BEGIN Extract to read
Finally, as for the writing, I can tell you wrote this when the event was still fresh in your mind as it was well-constructed yet natural, running at a fast clip but still thorough. Great job. ;-)
Reading this, I felt like I was 15 again, at my mom's burial, reading the double-gravestone with my dad's name next to hers ... "James W. R .... 1923 - ". No end date. I hated it. I didn't want more death, more of a reminder of it.
I'm sorry for your hurt, Tank. I wish I could tell you it'll never happen.
Forgive him since I'm sure TankDad never thought of it, but I find it highly inappropriate to bring up this topic on your birthday. Your birthday dinner should have been about YOU, not your parents' final resting place.
Your emotional expression is perfectly understandable. No need to apologize for that.
Happy birthday, you handsome devil you!
Mark :-)
Oh my friend! If I can give you one piece of advise it would be to enjoy the moments you do have with them... the pain doesn't go away that quickly after one passes. Many a time now I find myself wishing I had said this or done that while my dad was still alive...
I think your dad IS kinda funny.
This reminds me of a package mom sent from the lawyers. It was everything I'm supposed to do when she dies. She specifically wanted me to look at the "do not resuscitate" documents. Ack. I put it in a box in the way way back of the closet.
END Extract to read
BEGIN Data extract
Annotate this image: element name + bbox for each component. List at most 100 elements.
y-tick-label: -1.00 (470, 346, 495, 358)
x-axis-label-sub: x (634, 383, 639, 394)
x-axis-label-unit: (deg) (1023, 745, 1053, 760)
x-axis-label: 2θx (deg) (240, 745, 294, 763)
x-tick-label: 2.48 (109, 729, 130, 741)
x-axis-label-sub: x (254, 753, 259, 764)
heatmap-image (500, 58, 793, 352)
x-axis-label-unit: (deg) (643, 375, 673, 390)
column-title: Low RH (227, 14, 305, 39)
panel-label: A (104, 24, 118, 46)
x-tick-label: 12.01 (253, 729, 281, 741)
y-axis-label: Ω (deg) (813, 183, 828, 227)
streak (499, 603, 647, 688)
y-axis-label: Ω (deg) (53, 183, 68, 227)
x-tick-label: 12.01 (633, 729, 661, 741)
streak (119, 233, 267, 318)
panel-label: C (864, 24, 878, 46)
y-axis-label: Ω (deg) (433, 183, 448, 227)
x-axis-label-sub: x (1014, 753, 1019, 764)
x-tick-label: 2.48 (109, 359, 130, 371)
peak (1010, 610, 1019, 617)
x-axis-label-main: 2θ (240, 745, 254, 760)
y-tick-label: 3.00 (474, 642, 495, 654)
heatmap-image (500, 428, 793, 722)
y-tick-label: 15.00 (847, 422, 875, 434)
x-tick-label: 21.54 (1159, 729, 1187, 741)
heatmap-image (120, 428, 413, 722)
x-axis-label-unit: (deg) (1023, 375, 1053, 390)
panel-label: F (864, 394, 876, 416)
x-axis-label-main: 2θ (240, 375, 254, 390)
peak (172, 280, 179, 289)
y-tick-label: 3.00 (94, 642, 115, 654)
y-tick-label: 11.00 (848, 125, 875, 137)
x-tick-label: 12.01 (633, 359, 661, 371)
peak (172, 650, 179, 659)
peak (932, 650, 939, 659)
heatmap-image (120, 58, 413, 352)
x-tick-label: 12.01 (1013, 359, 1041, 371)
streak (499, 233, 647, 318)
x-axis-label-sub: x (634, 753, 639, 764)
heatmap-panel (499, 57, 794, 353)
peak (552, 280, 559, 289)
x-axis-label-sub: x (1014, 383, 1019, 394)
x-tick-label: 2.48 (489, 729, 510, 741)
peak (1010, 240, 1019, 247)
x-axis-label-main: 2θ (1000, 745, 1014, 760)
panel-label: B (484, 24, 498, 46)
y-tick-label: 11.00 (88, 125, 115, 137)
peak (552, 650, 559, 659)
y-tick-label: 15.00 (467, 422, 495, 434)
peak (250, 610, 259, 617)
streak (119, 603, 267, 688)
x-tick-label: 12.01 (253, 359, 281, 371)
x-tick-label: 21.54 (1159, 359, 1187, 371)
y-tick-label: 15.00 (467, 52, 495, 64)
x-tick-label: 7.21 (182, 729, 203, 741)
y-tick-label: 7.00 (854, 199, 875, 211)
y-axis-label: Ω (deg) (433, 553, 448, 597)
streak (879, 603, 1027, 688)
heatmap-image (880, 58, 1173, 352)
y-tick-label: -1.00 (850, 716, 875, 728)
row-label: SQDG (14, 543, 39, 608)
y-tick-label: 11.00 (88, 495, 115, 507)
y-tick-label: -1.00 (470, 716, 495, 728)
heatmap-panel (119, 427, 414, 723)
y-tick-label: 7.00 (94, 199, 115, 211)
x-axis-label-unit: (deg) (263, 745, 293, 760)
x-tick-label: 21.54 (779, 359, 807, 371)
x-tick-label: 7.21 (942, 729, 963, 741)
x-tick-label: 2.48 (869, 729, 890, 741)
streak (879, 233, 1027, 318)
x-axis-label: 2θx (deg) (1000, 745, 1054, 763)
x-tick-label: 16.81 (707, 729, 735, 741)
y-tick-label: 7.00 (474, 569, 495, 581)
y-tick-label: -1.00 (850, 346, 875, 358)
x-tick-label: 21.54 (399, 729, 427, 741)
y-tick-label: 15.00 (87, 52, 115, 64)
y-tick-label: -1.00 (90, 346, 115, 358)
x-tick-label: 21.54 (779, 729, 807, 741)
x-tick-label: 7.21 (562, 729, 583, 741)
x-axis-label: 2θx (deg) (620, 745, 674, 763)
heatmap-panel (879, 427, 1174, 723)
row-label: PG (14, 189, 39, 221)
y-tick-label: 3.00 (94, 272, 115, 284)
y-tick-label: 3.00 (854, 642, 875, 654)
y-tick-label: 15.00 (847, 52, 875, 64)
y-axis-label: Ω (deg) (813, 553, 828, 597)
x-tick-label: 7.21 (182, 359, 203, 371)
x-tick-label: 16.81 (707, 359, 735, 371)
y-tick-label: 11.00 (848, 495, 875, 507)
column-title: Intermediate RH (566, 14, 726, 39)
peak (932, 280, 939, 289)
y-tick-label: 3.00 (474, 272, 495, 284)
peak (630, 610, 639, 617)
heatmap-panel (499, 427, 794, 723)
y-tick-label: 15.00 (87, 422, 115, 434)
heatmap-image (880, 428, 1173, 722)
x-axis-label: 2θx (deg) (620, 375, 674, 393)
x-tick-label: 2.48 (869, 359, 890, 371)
END Data extract
## Questions to answer
**A)** Sum up the comments in two sentences.
**B)** In the comments, turn the paragraph that begins "This reminds me of a package" into a short bulleted list that keeps its main facts.

## Solutions per task
**A)** One commenter praises the writing, recalls seeing a father's name with no end date on a gravestone at a mother's burial, and calls it inappropriate to raise the parents' final resting place at Tank's birthday dinner. Others urge enjoying time with parents while they are alive, call Tank's dad funny, and describe a package from the lawyers about what to do when a mother dies, which was put in a box at the back of the closet.

**B)**
- Mom sent a package from the lawyers listing everything to do when she dies.
- She specifically wanted the "do not resuscitate" documents looked at.
- The package went into a box at the very back of the closet.